Extracted records:
***

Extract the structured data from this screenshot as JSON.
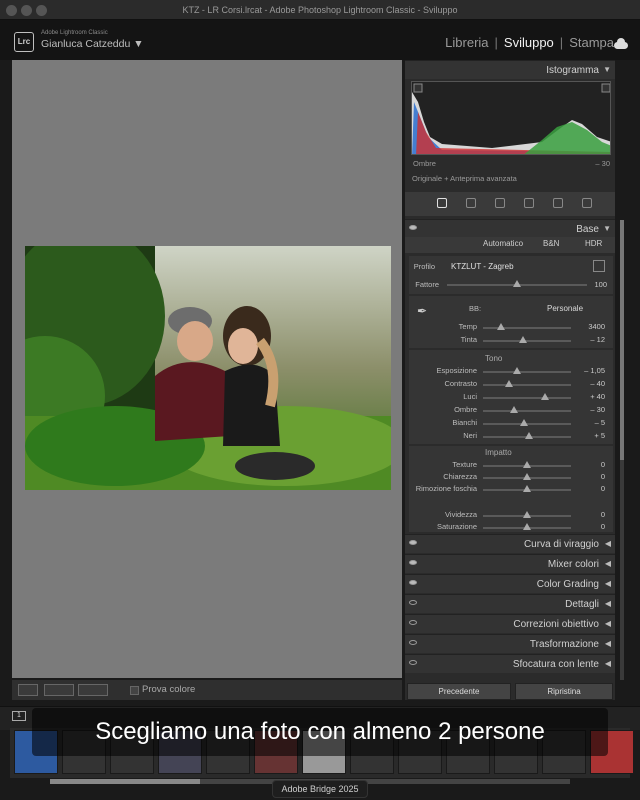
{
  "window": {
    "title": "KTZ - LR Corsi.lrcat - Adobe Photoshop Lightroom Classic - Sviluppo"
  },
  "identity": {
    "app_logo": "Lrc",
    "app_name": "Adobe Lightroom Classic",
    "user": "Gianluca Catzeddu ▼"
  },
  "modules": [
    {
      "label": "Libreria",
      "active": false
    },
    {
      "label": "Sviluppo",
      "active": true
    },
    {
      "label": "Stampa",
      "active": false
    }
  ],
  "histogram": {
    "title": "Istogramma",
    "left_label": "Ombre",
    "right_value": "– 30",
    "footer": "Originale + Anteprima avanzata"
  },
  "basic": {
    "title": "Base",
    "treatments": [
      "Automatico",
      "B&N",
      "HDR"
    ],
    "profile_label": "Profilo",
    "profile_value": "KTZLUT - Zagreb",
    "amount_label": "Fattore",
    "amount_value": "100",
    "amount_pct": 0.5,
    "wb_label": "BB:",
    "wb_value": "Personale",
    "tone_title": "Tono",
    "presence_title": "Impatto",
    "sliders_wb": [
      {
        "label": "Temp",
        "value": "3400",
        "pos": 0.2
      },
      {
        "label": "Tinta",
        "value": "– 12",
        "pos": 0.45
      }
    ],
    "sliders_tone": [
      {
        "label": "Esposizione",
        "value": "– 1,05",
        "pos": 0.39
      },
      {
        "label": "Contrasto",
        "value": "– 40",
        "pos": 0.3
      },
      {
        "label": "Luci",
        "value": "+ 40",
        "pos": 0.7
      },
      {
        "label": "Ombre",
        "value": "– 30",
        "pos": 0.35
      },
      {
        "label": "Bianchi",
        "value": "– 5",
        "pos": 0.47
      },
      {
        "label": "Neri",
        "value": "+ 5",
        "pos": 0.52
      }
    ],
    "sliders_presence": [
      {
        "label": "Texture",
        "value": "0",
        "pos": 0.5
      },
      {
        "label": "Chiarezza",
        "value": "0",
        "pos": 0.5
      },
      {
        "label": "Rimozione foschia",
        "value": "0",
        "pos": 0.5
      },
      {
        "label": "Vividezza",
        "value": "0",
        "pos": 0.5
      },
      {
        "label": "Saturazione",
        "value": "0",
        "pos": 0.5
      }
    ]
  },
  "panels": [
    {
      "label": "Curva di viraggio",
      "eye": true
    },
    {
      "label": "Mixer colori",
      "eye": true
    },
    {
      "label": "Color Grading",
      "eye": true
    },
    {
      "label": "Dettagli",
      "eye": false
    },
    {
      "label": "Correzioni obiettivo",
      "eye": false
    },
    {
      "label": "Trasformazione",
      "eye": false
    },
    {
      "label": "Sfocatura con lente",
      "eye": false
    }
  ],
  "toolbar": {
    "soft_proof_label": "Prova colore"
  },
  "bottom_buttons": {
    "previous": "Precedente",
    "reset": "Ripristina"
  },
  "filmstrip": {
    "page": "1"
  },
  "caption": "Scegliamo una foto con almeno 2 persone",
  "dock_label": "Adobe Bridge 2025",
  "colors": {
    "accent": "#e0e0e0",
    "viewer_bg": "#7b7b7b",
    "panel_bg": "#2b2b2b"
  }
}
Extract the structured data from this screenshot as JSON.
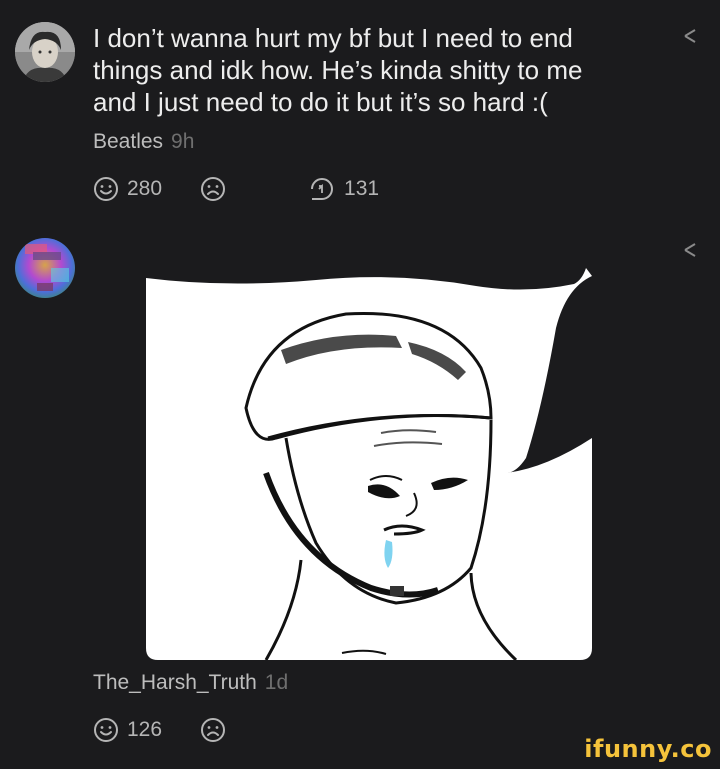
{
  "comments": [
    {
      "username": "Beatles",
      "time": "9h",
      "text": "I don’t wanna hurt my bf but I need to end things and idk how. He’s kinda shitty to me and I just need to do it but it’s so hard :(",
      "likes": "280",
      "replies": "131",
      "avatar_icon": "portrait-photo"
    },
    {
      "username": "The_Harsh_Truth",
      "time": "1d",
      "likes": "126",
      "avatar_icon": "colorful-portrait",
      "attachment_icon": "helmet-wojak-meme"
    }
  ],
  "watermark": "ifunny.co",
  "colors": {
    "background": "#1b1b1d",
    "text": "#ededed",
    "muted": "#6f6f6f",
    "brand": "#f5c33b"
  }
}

***

Short task: Each line above is to be copied verbatim. Drop any image from the copy.

Response to this exercise:
Extract the structured data from this screenshot as JSON.
{
  "window": {
    "title": "KTZ - LR Corsi.lrcat - Adobe Photoshop Lightroom Classic - Sviluppo"
  },
  "identity": {
    "app_logo": "Lrc",
    "app_name": "Adobe Lightroom Classic",
    "user": "Gianluca Catzeddu ▼"
  },
  "modules": [
    {
      "label": "Libreria",
      "active": false
    },
    {
      "label": "Sviluppo",
      "active": true
    },
    {
      "label": "Stampa",
      "active": false
    }
  ],
  "histogram": {
    "title": "Istogramma",
    "left_label": "Ombre",
    "right_value": "– 30",
    "footer": "Originale + Anteprima avanzata"
  },
  "basic": {
    "title": "Base",
    "treatments": [
      "Automatico",
      "B&N",
      "HDR"
    ],
    "profile_label": "Profilo",
    "profile_value": "KTZLUT - Zagreb",
    "amount_label": "Fattore",
    "amount_value": "100",
    "amount_pct": 0.5,
    "wb_label": "BB:",
    "wb_value": "Personale",
    "tone_title": "Tono",
    "presence_title": "Impatto",
    "sliders_wb": [
      {
        "label": "Temp",
        "value": "3400",
        "pos": 0.2
      },
      {
        "label": "Tinta",
        "value": "– 12",
        "pos": 0.45
      }
    ],
    "sliders_tone": [
      {
        "label": "Esposizione",
        "value": "– 1,05",
        "pos": 0.39
      },
      {
        "label": "Contrasto",
        "value": "– 40",
        "pos": 0.3
      },
      {
        "label": "Luci",
        "value": "+ 40",
        "pos": 0.7
      },
      {
        "label": "Ombre",
        "value": "– 30",
        "pos": 0.35
      },
      {
        "label": "Bianchi",
        "value": "– 5",
        "pos": 0.47
      },
      {
        "label": "Neri",
        "value": "+ 5",
        "pos": 0.52
      }
    ],
    "sliders_presence": [
      {
        "label": "Texture",
        "value": "0",
        "pos": 0.5
      },
      {
        "label": "Chiarezza",
        "value": "0",
        "pos": 0.5
      },
      {
        "label": "Rimozione foschia",
        "value": "0",
        "pos": 0.5
      },
      {
        "label": "Vividezza",
        "value": "0",
        "pos": 0.5
      },
      {
        "label": "Saturazione",
        "value": "0",
        "pos": 0.5
      }
    ]
  },
  "panels": [
    {
      "label": "Curva di viraggio",
      "eye": true
    },
    {
      "label": "Mixer colori",
      "eye": true
    },
    {
      "label": "Color Grading",
      "eye": true
    },
    {
      "label": "Dettagli",
      "eye": false
    },
    {
      "label": "Correzioni obiettivo",
      "eye": false
    },
    {
      "label": "Trasformazione",
      "eye": false
    },
    {
      "label": "Sfocatura con lente",
      "eye": false
    }
  ],
  "toolbar": {
    "soft_proof_label": "Prova colore"
  },
  "bottom_buttons": {
    "previous": "Precedente",
    "reset": "Ripristina"
  },
  "filmstrip": {
    "page": "1"
  },
  "caption": "Scegliamo una foto con almeno 2 persone",
  "dock_label": "Adobe Bridge 2025",
  "colors": {
    "accent": "#e0e0e0",
    "viewer_bg": "#7b7b7b",
    "panel_bg": "#2b2b2b"
  }
}
Extract the structured data from this screenshot as JSON.
{
  "comments": [
    {
      "username": "Beatles",
      "time": "9h",
      "text": "I don’t wanna hurt my bf but I need to end things and idk how. He’s kinda shitty to me and I just need to do it but it’s so hard :(",
      "likes": "280",
      "replies": "131",
      "avatar_icon": "portrait-photo"
    },
    {
      "username": "The_Harsh_Truth",
      "time": "1d",
      "likes": "126",
      "avatar_icon": "colorful-portrait",
      "attachment_icon": "helmet-wojak-meme"
    }
  ],
  "watermark": "ifunny.co",
  "colors": {
    "background": "#1b1b1d",
    "text": "#ededed",
    "muted": "#6f6f6f",
    "brand": "#f5c33b"
  }
}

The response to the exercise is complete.